State how many lines of the entries hold the string "Find", and output nothing but that count.
□ □ □
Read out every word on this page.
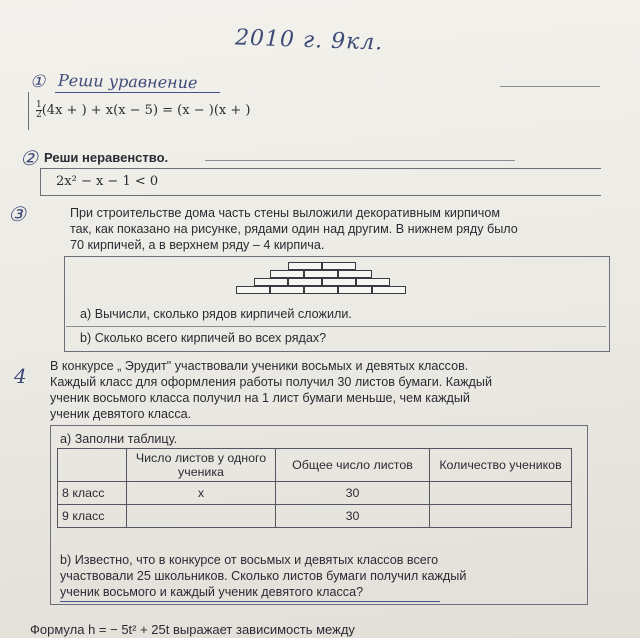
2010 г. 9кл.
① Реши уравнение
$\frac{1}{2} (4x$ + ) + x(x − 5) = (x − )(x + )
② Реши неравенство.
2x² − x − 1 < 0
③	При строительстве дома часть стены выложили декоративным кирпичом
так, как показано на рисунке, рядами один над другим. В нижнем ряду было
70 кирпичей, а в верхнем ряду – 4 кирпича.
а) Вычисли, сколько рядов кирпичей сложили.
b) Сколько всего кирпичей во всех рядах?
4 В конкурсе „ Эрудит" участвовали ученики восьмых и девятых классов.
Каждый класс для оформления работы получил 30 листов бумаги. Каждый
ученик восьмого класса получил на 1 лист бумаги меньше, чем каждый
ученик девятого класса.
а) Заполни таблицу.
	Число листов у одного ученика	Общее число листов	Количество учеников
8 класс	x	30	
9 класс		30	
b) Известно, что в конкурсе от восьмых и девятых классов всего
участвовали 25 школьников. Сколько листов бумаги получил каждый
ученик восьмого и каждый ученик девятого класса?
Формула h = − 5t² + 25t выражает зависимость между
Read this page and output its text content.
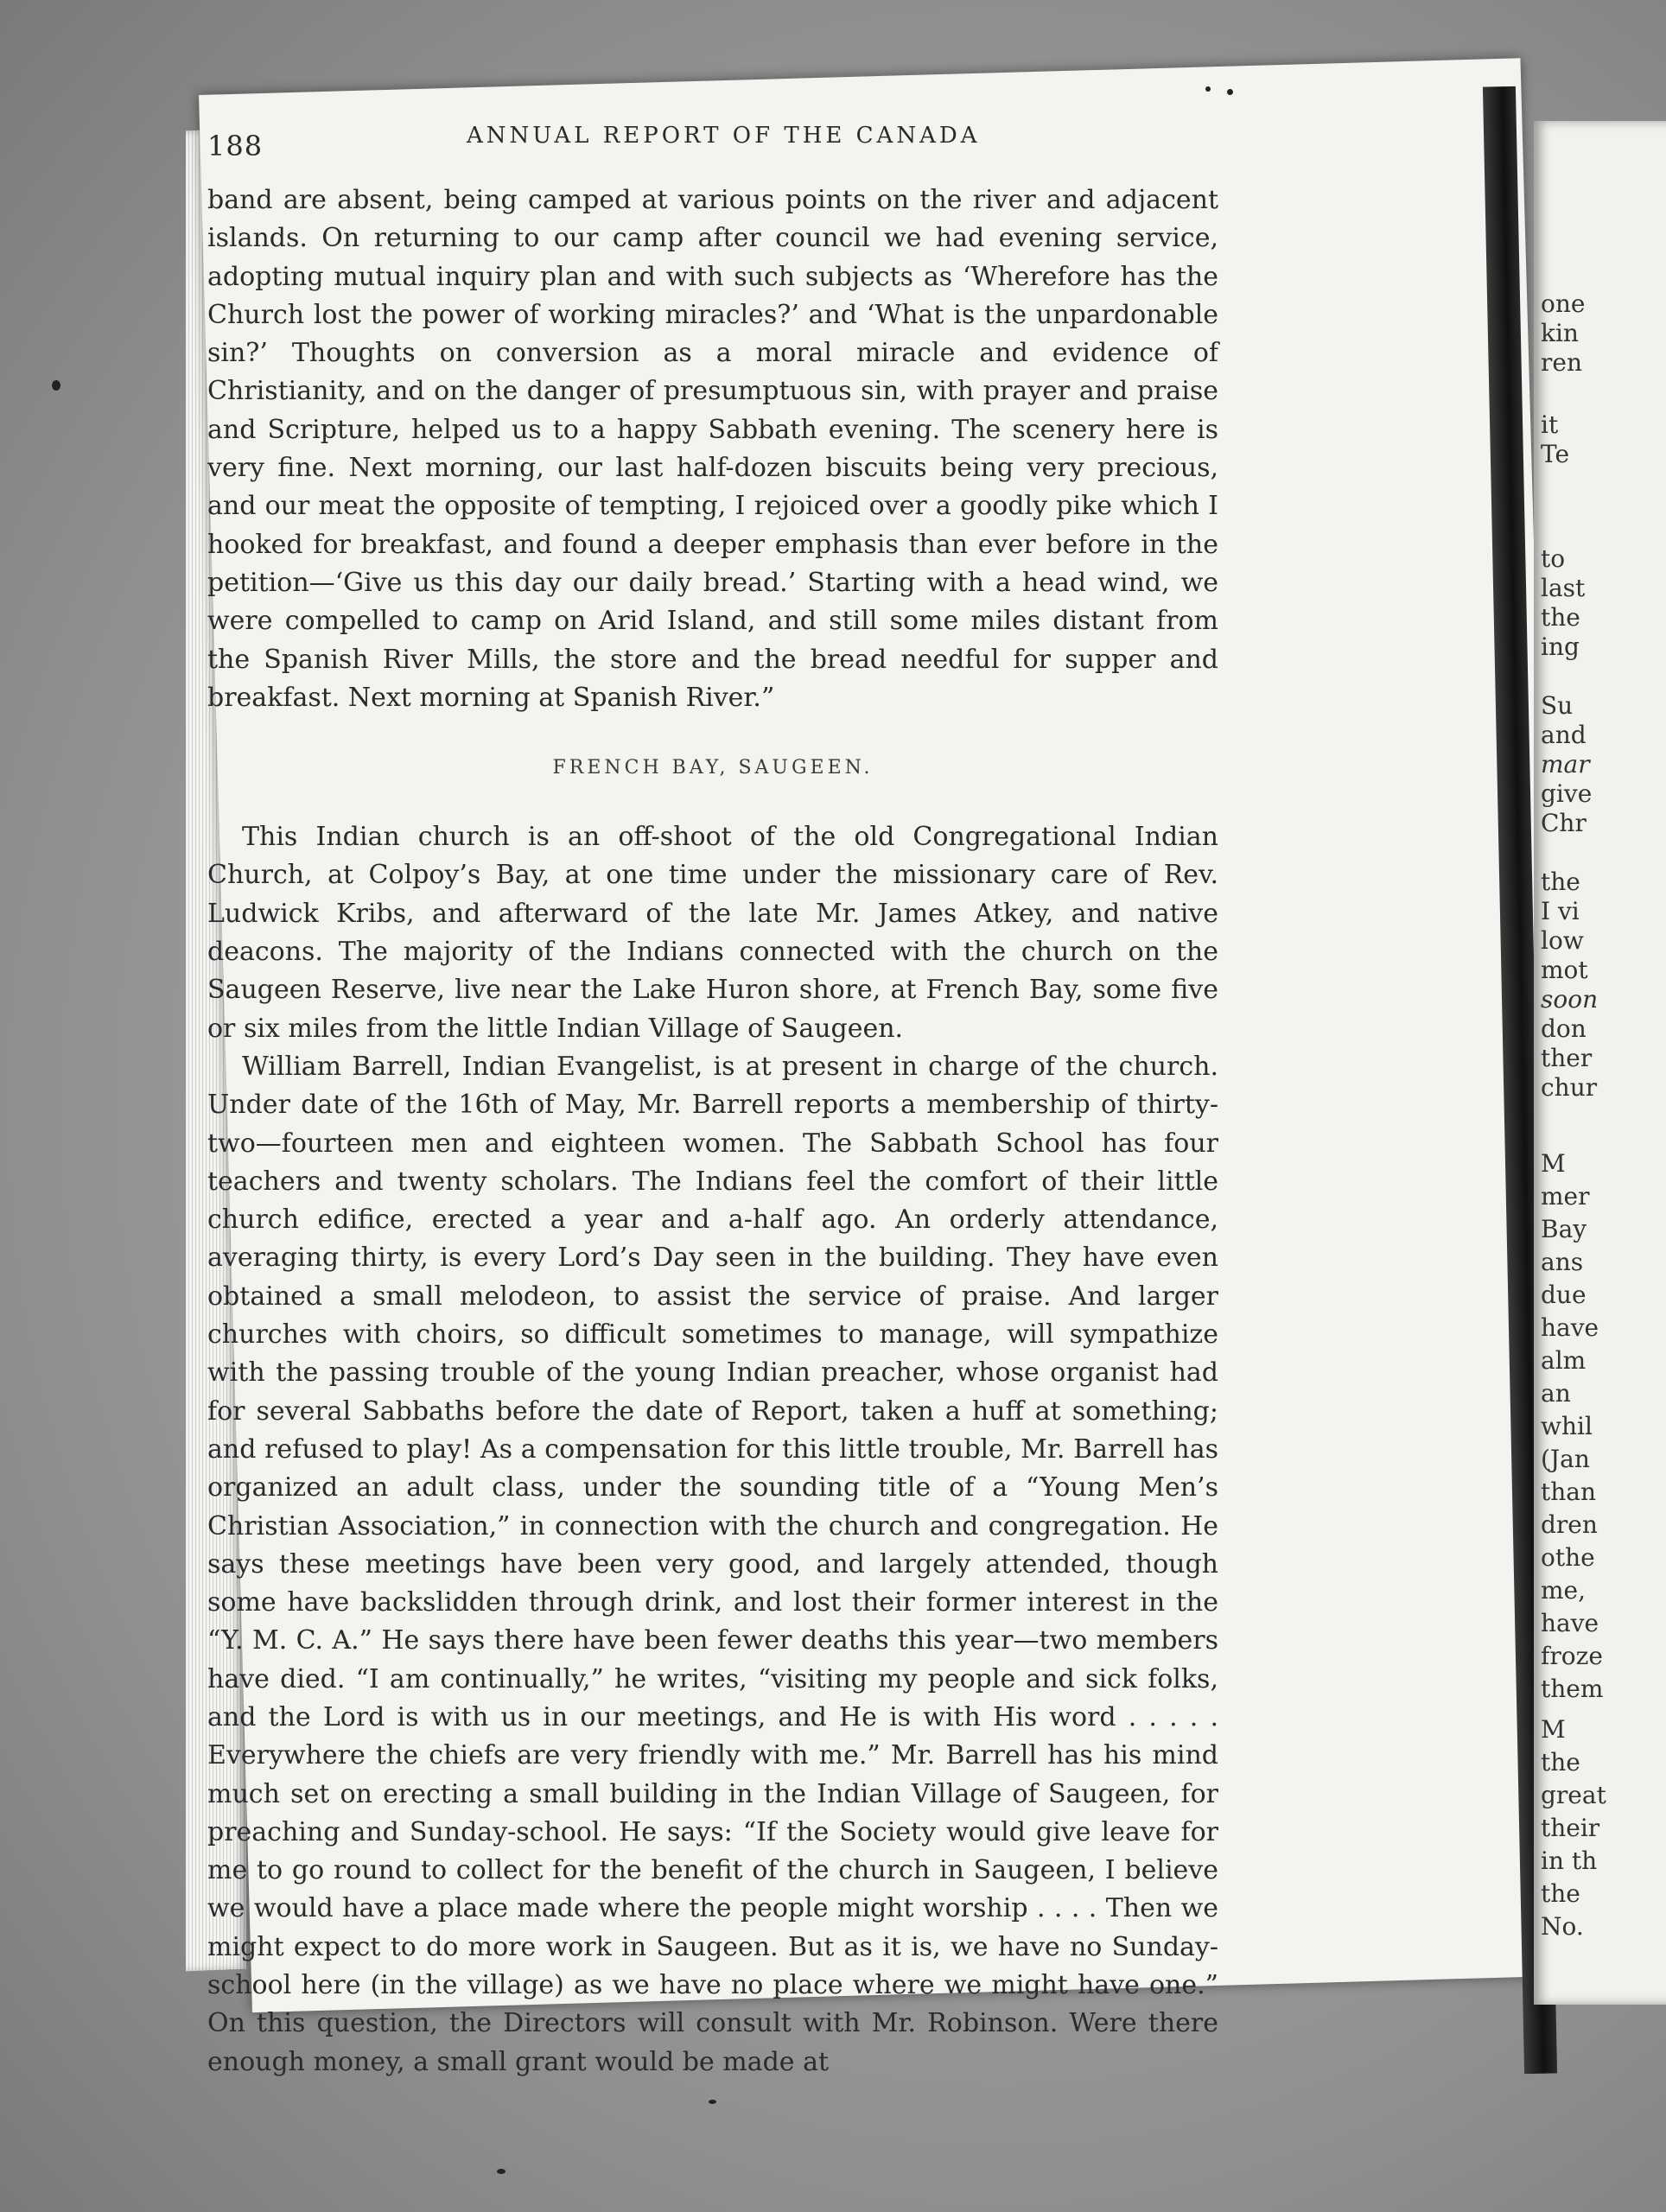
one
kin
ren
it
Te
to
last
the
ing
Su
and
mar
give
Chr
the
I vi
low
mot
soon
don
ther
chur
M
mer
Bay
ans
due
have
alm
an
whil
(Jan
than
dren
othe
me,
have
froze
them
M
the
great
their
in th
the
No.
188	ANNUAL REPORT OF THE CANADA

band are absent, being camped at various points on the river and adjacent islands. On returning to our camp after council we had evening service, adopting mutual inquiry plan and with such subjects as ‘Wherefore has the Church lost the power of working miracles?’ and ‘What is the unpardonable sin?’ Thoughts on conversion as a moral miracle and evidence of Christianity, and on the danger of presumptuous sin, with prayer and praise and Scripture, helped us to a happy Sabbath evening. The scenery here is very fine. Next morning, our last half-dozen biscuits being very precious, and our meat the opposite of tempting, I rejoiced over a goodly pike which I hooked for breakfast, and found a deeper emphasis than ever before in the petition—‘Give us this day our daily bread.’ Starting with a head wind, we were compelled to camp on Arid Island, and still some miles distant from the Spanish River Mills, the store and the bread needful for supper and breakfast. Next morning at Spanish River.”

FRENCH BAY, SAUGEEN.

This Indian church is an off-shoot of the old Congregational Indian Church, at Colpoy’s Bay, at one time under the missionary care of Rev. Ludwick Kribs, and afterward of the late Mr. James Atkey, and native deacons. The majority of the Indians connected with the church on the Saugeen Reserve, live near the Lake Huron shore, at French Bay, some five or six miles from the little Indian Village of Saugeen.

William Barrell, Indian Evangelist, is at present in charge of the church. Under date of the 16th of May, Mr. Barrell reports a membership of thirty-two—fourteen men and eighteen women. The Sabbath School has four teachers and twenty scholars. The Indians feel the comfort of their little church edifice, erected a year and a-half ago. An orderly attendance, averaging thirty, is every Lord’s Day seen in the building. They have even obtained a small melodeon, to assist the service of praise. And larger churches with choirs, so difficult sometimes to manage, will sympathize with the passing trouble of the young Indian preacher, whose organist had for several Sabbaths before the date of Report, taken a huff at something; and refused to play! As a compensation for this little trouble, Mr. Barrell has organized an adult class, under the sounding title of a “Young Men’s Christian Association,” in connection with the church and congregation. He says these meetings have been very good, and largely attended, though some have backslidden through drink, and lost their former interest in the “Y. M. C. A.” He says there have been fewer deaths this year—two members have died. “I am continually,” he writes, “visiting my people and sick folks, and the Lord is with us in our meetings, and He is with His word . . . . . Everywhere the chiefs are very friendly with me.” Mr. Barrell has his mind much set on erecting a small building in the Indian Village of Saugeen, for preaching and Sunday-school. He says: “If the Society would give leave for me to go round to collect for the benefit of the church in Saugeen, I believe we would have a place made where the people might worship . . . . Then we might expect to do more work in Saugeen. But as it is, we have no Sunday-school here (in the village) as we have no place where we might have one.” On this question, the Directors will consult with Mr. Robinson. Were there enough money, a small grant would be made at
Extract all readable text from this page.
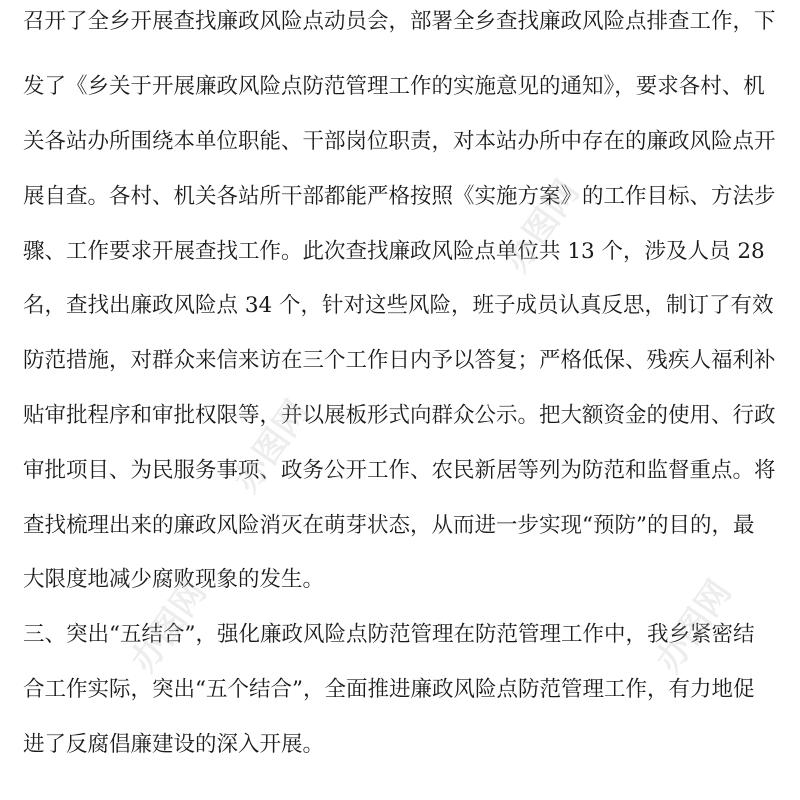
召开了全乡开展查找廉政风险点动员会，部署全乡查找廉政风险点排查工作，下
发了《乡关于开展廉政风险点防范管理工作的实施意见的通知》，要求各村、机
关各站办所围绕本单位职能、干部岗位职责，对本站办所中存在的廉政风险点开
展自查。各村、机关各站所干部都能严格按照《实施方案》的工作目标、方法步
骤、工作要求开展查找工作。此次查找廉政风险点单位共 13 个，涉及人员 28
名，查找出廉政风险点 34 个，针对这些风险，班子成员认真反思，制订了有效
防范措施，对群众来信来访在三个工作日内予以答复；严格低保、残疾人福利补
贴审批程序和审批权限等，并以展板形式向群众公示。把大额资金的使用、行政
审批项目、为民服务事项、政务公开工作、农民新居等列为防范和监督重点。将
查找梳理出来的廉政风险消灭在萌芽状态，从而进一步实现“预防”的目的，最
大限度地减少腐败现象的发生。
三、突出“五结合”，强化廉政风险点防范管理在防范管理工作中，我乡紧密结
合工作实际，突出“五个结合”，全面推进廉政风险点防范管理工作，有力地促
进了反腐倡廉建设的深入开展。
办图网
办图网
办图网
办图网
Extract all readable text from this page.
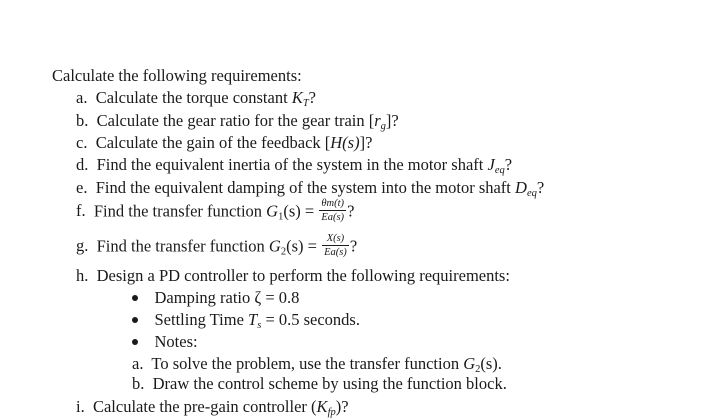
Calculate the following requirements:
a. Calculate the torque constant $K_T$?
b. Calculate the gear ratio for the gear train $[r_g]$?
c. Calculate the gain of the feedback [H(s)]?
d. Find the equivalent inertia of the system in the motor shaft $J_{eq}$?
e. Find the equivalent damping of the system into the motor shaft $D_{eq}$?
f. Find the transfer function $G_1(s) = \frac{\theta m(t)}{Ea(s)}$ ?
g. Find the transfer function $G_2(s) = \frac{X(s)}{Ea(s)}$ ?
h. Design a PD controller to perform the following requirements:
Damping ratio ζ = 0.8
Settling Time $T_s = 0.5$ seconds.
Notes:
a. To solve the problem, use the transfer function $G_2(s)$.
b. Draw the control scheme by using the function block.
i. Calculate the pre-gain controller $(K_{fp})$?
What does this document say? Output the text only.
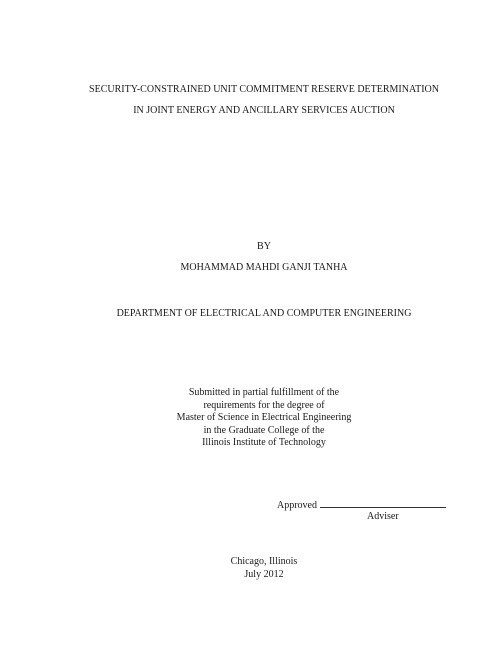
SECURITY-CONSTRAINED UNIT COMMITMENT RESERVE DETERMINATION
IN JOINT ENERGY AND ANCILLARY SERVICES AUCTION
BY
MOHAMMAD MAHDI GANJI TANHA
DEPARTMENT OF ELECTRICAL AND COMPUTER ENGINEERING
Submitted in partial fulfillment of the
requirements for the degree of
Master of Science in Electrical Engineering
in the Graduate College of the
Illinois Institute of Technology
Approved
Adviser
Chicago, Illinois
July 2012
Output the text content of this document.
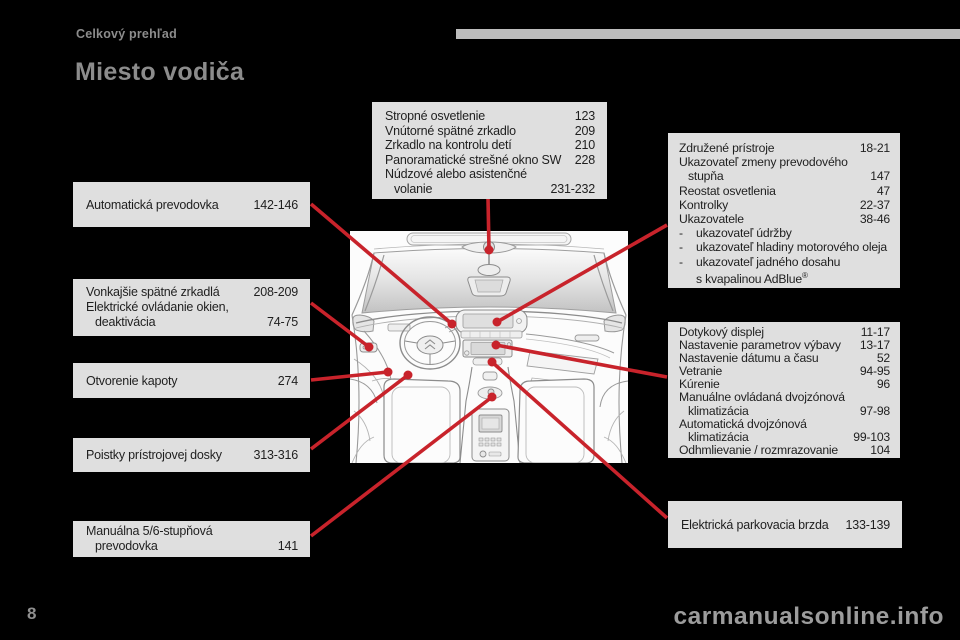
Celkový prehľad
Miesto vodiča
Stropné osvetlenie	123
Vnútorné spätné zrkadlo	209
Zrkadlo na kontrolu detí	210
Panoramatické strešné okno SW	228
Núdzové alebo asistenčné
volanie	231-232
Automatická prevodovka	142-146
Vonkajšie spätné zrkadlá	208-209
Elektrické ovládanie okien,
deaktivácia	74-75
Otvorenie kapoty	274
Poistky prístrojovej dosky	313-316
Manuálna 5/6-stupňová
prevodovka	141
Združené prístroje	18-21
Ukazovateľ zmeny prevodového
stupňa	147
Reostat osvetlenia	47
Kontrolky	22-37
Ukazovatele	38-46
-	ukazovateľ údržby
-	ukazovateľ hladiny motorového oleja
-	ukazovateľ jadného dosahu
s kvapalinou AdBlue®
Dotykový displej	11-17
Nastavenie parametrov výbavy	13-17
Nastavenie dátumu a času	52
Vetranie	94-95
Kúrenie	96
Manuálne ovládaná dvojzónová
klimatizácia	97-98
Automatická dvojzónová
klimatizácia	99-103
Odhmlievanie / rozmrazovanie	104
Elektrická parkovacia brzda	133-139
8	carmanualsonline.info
□ □ □
§ **TASK RESPONSE**
4